▶ [INSTRUCTIONS FOR THE TASK] Repeat the records word for word, excluding any picture.

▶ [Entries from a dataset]
──────────────────────────────
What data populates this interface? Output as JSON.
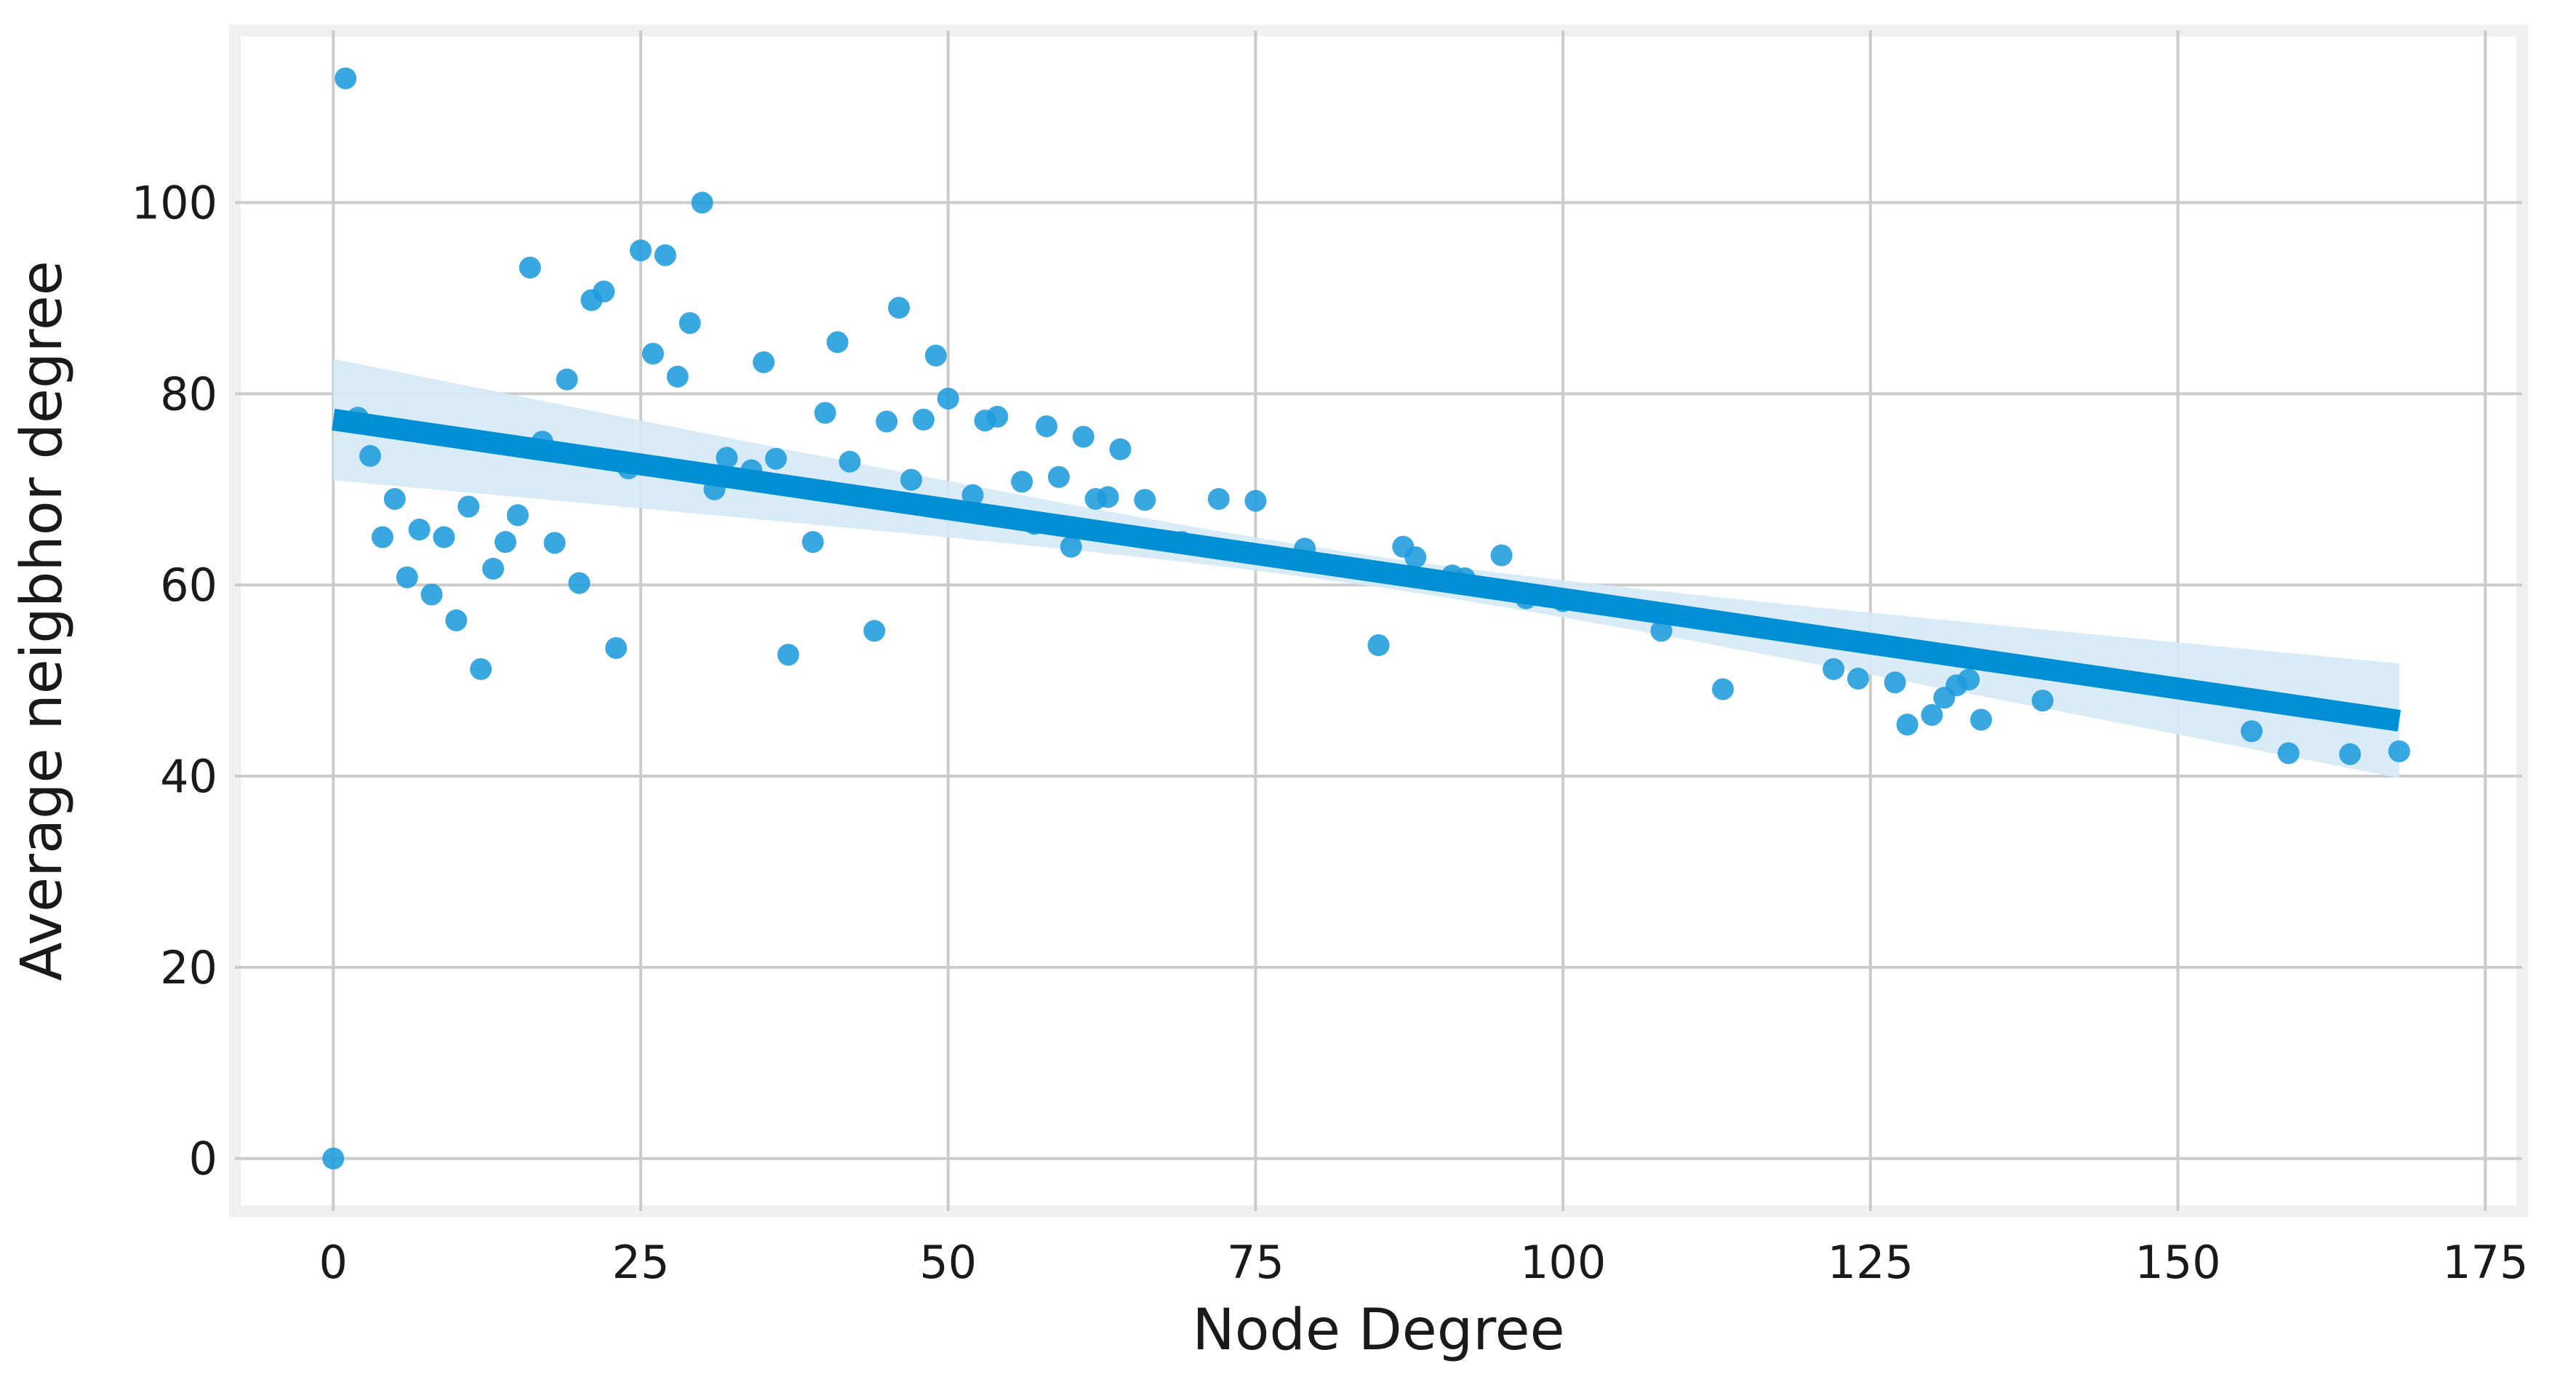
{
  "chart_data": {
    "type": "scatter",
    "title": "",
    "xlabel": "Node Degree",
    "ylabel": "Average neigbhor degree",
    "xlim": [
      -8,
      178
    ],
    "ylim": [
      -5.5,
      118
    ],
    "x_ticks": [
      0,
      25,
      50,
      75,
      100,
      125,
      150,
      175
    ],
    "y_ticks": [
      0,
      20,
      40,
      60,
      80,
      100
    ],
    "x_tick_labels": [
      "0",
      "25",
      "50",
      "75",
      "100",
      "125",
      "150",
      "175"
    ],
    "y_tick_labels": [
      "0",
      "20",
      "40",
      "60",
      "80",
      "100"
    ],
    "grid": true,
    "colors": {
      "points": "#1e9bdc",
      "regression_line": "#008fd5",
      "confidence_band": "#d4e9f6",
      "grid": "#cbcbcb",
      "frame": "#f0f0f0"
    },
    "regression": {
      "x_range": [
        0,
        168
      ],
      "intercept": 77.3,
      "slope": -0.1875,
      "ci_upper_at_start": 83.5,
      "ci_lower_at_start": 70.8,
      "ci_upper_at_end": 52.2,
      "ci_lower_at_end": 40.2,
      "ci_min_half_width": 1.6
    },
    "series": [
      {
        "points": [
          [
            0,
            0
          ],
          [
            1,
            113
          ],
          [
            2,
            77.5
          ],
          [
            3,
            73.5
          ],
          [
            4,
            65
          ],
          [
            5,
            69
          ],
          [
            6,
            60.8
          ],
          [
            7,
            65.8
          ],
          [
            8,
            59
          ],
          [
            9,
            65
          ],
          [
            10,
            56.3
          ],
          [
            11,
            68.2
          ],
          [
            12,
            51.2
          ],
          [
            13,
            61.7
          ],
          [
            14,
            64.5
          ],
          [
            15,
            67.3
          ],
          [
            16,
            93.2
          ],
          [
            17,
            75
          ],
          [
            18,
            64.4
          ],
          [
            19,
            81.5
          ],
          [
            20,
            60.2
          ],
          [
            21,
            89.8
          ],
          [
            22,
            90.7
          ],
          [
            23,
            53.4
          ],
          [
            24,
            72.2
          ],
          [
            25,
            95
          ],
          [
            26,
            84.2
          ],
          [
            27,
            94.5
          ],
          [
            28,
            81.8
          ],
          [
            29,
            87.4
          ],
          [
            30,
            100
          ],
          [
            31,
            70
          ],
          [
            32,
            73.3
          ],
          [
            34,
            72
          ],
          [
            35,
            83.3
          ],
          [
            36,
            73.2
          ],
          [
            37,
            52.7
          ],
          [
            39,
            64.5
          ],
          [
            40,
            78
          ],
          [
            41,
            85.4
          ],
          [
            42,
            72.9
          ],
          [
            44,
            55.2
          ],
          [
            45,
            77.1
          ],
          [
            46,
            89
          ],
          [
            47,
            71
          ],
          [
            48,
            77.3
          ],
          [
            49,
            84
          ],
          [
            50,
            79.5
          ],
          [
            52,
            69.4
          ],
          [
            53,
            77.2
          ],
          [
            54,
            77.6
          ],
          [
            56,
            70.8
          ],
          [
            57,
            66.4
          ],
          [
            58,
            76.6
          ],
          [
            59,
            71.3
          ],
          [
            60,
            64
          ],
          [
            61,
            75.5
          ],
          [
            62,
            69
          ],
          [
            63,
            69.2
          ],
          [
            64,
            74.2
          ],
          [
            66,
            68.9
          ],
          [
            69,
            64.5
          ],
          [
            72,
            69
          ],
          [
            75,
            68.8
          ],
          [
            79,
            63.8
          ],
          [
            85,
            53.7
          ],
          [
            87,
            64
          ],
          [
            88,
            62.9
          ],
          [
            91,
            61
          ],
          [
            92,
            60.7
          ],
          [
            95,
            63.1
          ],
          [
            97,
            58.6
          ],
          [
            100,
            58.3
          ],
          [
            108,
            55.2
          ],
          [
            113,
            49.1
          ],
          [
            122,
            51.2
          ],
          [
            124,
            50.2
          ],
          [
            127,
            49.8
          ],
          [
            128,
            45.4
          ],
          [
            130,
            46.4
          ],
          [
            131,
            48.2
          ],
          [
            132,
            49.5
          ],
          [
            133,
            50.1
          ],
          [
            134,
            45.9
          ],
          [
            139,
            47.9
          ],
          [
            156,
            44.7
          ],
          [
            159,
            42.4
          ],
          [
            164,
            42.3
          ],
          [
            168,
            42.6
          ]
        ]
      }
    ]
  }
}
──────────────────────────────
▶ [TASK SOLUTION]
What data populates this interface? Output as JSON.
{
  "chart_data": {
    "type": "scatter",
    "title": "",
    "xlabel": "Node Degree",
    "ylabel": "Average neigbhor degree",
    "xlim": [
      -8,
      178
    ],
    "ylim": [
      -5.5,
      118
    ],
    "x_ticks": [
      0,
      25,
      50,
      75,
      100,
      125,
      150,
      175
    ],
    "y_ticks": [
      0,
      20,
      40,
      60,
      80,
      100
    ],
    "x_tick_labels": [
      "0",
      "25",
      "50",
      "75",
      "100",
      "125",
      "150",
      "175"
    ],
    "y_tick_labels": [
      "0",
      "20",
      "40",
      "60",
      "80",
      "100"
    ],
    "grid": true,
    "colors": {
      "points": "#1e9bdc",
      "regression_line": "#008fd5",
      "confidence_band": "#d4e9f6",
      "grid": "#cbcbcb",
      "frame": "#f0f0f0"
    },
    "regression": {
      "x_range": [
        0,
        168
      ],
      "intercept": 77.3,
      "slope": -0.1875,
      "ci_upper_at_start": 83.5,
      "ci_lower_at_start": 70.8,
      "ci_upper_at_end": 52.2,
      "ci_lower_at_end": 40.2,
      "ci_min_half_width": 1.6
    },
    "series": [
      {
        "points": [
          [
            0,
            0
          ],
          [
            1,
            113
          ],
          [
            2,
            77.5
          ],
          [
            3,
            73.5
          ],
          [
            4,
            65
          ],
          [
            5,
            69
          ],
          [
            6,
            60.8
          ],
          [
            7,
            65.8
          ],
          [
            8,
            59
          ],
          [
            9,
            65
          ],
          [
            10,
            56.3
          ],
          [
            11,
            68.2
          ],
          [
            12,
            51.2
          ],
          [
            13,
            61.7
          ],
          [
            14,
            64.5
          ],
          [
            15,
            67.3
          ],
          [
            16,
            93.2
          ],
          [
            17,
            75
          ],
          [
            18,
            64.4
          ],
          [
            19,
            81.5
          ],
          [
            20,
            60.2
          ],
          [
            21,
            89.8
          ],
          [
            22,
            90.7
          ],
          [
            23,
            53.4
          ],
          [
            24,
            72.2
          ],
          [
            25,
            95
          ],
          [
            26,
            84.2
          ],
          [
            27,
            94.5
          ],
          [
            28,
            81.8
          ],
          [
            29,
            87.4
          ],
          [
            30,
            100
          ],
          [
            31,
            70
          ],
          [
            32,
            73.3
          ],
          [
            34,
            72
          ],
          [
            35,
            83.3
          ],
          [
            36,
            73.2
          ],
          [
            37,
            52.7
          ],
          [
            39,
            64.5
          ],
          [
            40,
            78
          ],
          [
            41,
            85.4
          ],
          [
            42,
            72.9
          ],
          [
            44,
            55.2
          ],
          [
            45,
            77.1
          ],
          [
            46,
            89
          ],
          [
            47,
            71
          ],
          [
            48,
            77.3
          ],
          [
            49,
            84
          ],
          [
            50,
            79.5
          ],
          [
            52,
            69.4
          ],
          [
            53,
            77.2
          ],
          [
            54,
            77.6
          ],
          [
            56,
            70.8
          ],
          [
            57,
            66.4
          ],
          [
            58,
            76.6
          ],
          [
            59,
            71.3
          ],
          [
            60,
            64
          ],
          [
            61,
            75.5
          ],
          [
            62,
            69
          ],
          [
            63,
            69.2
          ],
          [
            64,
            74.2
          ],
          [
            66,
            68.9
          ],
          [
            69,
            64.5
          ],
          [
            72,
            69
          ],
          [
            75,
            68.8
          ],
          [
            79,
            63.8
          ],
          [
            85,
            53.7
          ],
          [
            87,
            64
          ],
          [
            88,
            62.9
          ],
          [
            91,
            61
          ],
          [
            92,
            60.7
          ],
          [
            95,
            63.1
          ],
          [
            97,
            58.6
          ],
          [
            100,
            58.3
          ],
          [
            108,
            55.2
          ],
          [
            113,
            49.1
          ],
          [
            122,
            51.2
          ],
          [
            124,
            50.2
          ],
          [
            127,
            49.8
          ],
          [
            128,
            45.4
          ],
          [
            130,
            46.4
          ],
          [
            131,
            48.2
          ],
          [
            132,
            49.5
          ],
          [
            133,
            50.1
          ],
          [
            134,
            45.9
          ],
          [
            139,
            47.9
          ],
          [
            156,
            44.7
          ],
          [
            159,
            42.4
          ],
          [
            164,
            42.3
          ],
          [
            168,
            42.6
          ]
        ]
      }
    ]
  }
}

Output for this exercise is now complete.